[start]
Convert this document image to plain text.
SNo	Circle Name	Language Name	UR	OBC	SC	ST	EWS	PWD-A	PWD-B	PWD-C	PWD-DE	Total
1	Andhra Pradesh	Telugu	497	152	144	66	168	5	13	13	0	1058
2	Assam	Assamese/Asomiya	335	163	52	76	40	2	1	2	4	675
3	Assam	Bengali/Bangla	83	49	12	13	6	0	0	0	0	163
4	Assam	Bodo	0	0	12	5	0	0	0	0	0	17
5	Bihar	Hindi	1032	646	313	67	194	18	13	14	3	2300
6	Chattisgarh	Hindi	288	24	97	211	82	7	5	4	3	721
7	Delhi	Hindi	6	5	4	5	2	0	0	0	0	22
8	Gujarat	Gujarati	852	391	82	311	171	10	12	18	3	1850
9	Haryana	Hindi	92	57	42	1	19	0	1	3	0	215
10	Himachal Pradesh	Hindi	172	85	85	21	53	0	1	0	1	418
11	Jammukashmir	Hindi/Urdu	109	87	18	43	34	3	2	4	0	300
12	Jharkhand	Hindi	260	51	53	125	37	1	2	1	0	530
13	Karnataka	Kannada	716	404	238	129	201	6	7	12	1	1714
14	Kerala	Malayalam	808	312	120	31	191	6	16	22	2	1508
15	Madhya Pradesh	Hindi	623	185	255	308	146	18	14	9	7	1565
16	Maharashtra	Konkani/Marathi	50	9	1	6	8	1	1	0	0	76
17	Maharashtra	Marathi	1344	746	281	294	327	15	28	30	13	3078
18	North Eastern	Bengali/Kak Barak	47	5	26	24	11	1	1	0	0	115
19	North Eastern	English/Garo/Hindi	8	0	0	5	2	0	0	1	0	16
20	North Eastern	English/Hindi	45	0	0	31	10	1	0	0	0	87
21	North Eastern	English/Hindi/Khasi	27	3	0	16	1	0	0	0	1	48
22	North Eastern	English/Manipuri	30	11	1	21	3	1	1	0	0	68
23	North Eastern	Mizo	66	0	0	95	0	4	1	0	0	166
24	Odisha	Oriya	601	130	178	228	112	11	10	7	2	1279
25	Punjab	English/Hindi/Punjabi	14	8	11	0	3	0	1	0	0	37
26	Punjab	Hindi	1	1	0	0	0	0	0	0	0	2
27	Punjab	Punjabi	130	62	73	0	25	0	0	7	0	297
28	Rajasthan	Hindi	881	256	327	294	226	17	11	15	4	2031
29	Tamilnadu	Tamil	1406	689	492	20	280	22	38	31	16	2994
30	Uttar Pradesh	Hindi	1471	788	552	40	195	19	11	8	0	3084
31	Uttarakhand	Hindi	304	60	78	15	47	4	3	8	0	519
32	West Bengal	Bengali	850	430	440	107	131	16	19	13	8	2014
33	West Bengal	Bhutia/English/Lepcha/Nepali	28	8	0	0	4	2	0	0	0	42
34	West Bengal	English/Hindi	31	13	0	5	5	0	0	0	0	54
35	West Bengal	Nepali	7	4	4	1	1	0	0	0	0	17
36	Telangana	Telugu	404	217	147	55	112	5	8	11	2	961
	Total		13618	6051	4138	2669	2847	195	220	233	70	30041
[end]
Reproduce each record exactly, leaving nothing out.

### Response for this exercise
Convert this document image to plain text.
SNo	Circle Name	Language Name	UR	OBC	SC	ST	EWS	PWD-A	PWD-B	PWD-C	PWD-DE	Total
1	Andhra Pradesh	Telugu	497	152	144	66	168	5	13	13	0	1058
2	Assam	Assamese/Asomiya	335	163	52	76	40	2	1	2	4	675
3	Assam	Bengali/Bangla	83	49	12	13	6	0	0	0	0	163
4	Assam	Bodo	0	0	12	5	0	0	0	0	0	17
5	Bihar	Hindi	1032	646	313	67	194	18	13	14	3	2300
6	Chattisgarh	Hindi	288	24	97	211	82	7	5	4	3	721
7	Delhi	Hindi	6	5	4	5	2	0	0	0	0	22
8	Gujarat	Gujarati	852	391	82	311	171	10	12	18	3	1850
9	Haryana	Hindi	92	57	42	1	19	0	1	3	0	215
10	Himachal Pradesh	Hindi	172	85	85	21	53	0	1	0	1	418
11	Jammukashmir	Hindi/Urdu	109	87	18	43	34	3	2	4	0	300
12	Jharkhand	Hindi	260	51	53	125	37	1	2	1	0	530
13	Karnataka	Kannada	716	404	238	129	201	6	7	12	1	1714
14	Kerala	Malayalam	808	312	120	31	191	6	16	22	2	1508
15	Madhya Pradesh	Hindi	623	185	255	308	146	18	14	9	7	1565
16	Maharashtra	Konkani/Marathi	50	9	1	6	8	1	1	0	0	76
17	Maharashtra	Marathi	1344	746	281	294	327	15	28	30	13	3078
18	North Eastern	Bengali/Kak Barak	47	5	26	24	11	1	1	0	0	115
19	North Eastern	English/Garo/Hindi	8	0	0	5	2	0	0	1	0	16
20	North Eastern	English/Hindi	45	0	0	31	10	1	0	0	0	87
21	North Eastern	English/Hindi/Khasi	27	3	0	16	1	0	0	0	1	48
22	North Eastern	English/Manipuri	30	11	1	21	3	1	1	0	0	68
23	North Eastern	Mizo	66	0	0	95	0	4	1	0	0	166
24	Odisha	Oriya	601	130	178	228	112	11	10	7	2	1279
25	Punjab	English/Hindi/Punjabi	14	8	11	0	3	0	1	0	0	37
26	Punjab	Hindi	1	1	0	0	0	0	0	0	0	2
27	Punjab	Punjabi	130	62	73	0	25	0	0	7	0	297
28	Rajasthan	Hindi	881	256	327	294	226	17	11	15	4	2031
29	Tamilnadu	Tamil	1406	689	492	20	280	22	38	31	16	2994
30	Uttar Pradesh	Hindi	1471	788	552	40	195	19	11	8	0	3084
31	Uttarakhand	Hindi	304	60	78	15	47	4	3	8	0	519
32	West Bengal	Bengali	850	430	440	107	131	16	19	13	8	2014
33	West Bengal	Bhutia/English/Lepcha/Nepali	28	8	0	0	4	2	0	0	0	42
34	West Bengal	English/Hindi	31	13	0	5	5	0	0	0	0	54
35	West Bengal	Nepali	7	4	4	1	1	0	0	0	0	17
36	Telangana	Telugu	404	217	147	55	112	5	8	11	2	961
	Total		13618	6051	4138	2669	2847	195	220	233	70	30041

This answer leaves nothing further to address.